-- YOUR GOAL --
Copy out each line that has "true" in it.

-- TASK INPUTS --
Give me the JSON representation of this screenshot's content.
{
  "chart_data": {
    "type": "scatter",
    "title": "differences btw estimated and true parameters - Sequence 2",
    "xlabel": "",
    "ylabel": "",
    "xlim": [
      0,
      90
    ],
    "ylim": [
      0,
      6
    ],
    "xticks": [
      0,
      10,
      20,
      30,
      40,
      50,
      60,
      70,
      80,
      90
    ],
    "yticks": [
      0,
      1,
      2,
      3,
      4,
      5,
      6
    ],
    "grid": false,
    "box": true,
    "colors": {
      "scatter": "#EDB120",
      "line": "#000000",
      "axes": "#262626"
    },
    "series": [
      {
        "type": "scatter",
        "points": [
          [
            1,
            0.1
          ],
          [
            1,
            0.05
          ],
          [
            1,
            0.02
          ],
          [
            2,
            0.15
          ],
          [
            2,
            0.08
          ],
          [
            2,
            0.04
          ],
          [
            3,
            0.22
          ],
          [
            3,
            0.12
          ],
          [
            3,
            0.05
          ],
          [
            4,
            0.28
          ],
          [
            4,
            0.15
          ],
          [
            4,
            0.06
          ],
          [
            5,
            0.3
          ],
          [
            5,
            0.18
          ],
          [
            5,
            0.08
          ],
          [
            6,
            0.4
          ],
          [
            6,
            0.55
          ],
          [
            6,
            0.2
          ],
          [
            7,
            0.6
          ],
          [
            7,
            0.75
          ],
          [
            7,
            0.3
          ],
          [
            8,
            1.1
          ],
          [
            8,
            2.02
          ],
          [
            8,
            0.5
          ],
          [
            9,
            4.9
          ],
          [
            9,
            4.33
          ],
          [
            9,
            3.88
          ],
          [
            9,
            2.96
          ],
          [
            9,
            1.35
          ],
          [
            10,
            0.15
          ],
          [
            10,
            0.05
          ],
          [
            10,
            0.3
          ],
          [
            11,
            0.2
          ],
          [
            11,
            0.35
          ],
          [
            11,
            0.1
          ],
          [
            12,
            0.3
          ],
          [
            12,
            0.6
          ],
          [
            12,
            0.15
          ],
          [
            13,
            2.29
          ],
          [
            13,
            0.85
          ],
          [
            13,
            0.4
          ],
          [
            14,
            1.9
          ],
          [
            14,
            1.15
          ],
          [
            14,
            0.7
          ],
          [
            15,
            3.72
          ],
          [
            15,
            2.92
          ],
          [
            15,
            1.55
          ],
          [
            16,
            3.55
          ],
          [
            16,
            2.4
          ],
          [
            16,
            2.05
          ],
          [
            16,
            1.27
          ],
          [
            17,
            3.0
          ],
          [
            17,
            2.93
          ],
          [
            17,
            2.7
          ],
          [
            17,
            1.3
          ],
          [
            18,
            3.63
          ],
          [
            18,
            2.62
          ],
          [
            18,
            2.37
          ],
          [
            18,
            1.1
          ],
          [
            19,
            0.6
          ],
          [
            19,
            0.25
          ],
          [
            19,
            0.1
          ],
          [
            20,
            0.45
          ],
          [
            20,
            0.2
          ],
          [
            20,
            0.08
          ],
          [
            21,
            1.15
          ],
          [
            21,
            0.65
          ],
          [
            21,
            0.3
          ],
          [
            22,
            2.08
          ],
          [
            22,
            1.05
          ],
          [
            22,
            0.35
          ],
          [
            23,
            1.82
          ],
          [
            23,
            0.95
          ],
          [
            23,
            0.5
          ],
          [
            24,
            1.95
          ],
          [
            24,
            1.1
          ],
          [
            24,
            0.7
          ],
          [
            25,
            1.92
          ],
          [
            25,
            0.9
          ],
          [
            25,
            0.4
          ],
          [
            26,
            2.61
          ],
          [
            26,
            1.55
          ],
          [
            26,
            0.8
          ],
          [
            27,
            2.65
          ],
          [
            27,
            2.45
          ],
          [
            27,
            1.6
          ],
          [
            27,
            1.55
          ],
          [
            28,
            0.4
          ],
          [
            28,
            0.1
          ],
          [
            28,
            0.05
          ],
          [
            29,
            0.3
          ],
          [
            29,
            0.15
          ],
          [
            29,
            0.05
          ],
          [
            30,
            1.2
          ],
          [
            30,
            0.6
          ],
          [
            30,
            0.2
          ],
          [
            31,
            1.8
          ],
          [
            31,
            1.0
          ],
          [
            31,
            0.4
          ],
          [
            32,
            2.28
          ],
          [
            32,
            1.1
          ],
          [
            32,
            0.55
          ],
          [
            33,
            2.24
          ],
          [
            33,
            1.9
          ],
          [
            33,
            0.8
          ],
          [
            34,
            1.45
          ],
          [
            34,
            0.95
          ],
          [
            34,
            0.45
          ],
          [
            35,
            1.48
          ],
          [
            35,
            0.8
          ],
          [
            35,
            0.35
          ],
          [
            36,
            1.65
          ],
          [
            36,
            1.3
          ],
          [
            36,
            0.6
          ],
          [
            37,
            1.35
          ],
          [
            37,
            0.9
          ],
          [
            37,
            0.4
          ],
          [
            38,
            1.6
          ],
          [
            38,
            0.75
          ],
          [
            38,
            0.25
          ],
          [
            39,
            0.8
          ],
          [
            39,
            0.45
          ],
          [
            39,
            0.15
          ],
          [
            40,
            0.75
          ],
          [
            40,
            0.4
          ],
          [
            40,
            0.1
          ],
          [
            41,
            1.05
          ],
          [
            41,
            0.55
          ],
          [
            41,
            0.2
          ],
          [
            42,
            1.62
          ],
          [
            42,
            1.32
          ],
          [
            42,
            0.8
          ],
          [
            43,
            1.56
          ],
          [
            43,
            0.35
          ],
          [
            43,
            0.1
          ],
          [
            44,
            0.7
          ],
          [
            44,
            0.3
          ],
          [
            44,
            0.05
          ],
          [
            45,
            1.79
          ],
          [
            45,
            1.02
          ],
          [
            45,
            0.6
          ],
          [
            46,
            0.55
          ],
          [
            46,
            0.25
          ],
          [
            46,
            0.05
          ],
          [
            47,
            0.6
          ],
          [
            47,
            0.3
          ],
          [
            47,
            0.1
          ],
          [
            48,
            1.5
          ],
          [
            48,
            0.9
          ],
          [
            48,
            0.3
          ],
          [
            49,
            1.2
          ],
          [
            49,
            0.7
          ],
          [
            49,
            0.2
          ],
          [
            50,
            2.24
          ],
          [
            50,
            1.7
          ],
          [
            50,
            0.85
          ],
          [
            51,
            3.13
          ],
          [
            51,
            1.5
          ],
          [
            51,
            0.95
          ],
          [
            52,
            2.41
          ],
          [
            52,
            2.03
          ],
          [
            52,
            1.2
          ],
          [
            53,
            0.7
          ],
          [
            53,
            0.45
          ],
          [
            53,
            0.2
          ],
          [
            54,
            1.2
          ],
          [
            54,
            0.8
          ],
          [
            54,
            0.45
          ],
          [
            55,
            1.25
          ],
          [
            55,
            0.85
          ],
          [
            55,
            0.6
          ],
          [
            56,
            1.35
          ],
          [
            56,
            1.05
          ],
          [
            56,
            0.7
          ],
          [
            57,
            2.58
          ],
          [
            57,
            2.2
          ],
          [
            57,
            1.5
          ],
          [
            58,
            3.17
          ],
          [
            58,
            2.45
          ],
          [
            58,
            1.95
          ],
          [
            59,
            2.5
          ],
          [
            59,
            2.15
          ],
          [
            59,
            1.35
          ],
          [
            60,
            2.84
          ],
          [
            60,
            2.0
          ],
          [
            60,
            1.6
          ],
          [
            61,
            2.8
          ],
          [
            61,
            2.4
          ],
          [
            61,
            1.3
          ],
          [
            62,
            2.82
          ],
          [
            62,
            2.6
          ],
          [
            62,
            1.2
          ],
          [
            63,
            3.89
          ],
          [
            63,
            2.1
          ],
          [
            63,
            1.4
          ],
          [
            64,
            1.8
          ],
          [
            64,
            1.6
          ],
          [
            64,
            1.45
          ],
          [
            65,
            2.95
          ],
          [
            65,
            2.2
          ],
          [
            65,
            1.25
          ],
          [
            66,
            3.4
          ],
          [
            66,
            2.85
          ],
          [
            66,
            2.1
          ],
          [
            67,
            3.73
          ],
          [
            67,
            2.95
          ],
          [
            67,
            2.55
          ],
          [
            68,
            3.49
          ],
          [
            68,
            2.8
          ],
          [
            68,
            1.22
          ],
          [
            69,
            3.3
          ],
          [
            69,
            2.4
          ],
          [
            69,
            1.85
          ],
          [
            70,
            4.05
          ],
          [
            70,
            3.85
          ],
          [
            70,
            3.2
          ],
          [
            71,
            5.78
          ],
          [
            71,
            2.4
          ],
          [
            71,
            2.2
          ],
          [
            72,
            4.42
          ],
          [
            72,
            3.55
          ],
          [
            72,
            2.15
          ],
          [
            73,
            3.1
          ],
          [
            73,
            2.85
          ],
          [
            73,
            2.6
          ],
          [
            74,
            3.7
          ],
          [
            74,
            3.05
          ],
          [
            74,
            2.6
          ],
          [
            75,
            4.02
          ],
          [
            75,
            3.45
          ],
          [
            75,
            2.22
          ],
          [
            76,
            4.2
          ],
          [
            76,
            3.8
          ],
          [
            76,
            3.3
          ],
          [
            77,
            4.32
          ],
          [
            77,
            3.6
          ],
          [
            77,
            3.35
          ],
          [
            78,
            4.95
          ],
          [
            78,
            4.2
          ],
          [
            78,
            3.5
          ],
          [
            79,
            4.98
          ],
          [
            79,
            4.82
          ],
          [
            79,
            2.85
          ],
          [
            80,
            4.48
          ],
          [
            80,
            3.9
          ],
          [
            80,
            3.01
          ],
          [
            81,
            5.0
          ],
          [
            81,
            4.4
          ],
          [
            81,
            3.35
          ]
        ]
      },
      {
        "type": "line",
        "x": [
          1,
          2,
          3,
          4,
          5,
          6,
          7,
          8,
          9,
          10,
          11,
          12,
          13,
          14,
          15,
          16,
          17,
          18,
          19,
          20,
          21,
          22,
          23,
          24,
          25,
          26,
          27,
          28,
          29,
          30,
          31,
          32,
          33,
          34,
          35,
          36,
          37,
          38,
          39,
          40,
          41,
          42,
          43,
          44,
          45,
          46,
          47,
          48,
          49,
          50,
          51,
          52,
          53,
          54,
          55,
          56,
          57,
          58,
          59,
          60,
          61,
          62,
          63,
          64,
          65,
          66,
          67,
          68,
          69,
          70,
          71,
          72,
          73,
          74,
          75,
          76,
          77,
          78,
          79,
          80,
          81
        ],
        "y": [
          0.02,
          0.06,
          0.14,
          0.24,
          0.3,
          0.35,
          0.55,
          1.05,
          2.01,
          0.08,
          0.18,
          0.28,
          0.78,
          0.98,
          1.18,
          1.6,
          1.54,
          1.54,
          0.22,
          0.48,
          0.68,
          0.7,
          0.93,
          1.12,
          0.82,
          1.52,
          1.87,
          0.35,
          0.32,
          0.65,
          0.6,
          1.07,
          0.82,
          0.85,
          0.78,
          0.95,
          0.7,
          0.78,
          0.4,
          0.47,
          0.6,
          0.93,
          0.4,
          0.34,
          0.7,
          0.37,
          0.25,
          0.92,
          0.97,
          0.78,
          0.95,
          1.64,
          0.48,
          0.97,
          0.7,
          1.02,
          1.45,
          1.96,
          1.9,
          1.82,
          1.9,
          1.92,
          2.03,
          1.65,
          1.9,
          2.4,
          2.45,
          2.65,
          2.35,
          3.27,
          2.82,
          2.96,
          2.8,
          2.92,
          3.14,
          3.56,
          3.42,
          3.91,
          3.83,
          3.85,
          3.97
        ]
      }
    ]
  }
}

-- WRITTEN REPLY --
    "title": "differences btw estimated and true parameters - Sequence 2",
    "box": true,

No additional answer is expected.